-- Start of STORED DATA --

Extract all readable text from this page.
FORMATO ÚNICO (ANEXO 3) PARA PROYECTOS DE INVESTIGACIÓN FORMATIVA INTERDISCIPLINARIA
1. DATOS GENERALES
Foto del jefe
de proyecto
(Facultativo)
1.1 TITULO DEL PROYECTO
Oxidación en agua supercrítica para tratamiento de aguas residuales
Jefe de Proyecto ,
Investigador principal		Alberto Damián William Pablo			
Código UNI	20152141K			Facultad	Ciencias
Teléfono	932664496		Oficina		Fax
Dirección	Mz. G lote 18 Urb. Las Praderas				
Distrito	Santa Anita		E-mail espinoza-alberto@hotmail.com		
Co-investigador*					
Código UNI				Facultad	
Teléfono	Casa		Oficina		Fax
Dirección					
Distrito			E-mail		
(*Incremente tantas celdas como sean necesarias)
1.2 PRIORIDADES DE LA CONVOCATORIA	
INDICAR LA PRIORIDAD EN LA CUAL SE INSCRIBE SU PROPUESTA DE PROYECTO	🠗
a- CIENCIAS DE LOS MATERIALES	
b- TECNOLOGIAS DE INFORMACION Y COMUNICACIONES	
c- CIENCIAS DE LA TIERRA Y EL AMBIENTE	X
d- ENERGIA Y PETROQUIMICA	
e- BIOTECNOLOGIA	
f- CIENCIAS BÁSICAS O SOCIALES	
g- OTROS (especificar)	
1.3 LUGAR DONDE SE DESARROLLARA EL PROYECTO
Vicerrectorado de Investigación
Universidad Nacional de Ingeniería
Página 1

-- End of STORED DATA --

OBJECTIVE: Extract all the entries word for word.

EXERCISE OUTPUT:
Extract all readable text from this page.
FORMATO ÚNICO (ANEXO 3) PARA PROYECTOS DE INVESTIGACIÓN FORMATIVA INTERDISCIPLINARIA
1. DATOS GENERALES
Foto del jefe
de proyecto
(Facultativo)
1.1 TITULO DEL PROYECTO
Oxidación en agua supercrítica para tratamiento de aguas residuales
Jefe de Proyecto ,
Investigador principal		Alberto Damián William Pablo			
Código UNI	20152141K			Facultad	Ciencias
Teléfono	932664496		Oficina		Fax
Dirección	Mz. G lote 18 Urb. Las Praderas				
Distrito	Santa Anita		E-mail espinoza-alberto@hotmail.com		
Co-investigador*					
Código UNI				Facultad	
Teléfono	Casa		Oficina		Fax
Dirección					
Distrito			E-mail		
(*Incremente tantas celdas como sean necesarias)
1.2 PRIORIDADES DE LA CONVOCATORIA	
INDICAR LA PRIORIDAD EN LA CUAL SE INSCRIBE SU PROPUESTA DE PROYECTO	🠗
a- CIENCIAS DE LOS MATERIALES	
b- TECNOLOGIAS DE INFORMACION Y COMUNICACIONES	
c- CIENCIAS DE LA TIERRA Y EL AMBIENTE	X
d- ENERGIA Y PETROQUIMICA	
e- BIOTECNOLOGIA	
f- CIENCIAS BÁSICAS O SOCIALES	
g- OTROS (especificar)	
1.3 LUGAR DONDE SE DESARROLLARA EL PROYECTO
Vicerrectorado de Investigación
Universidad Nacional de Ingeniería
Página 1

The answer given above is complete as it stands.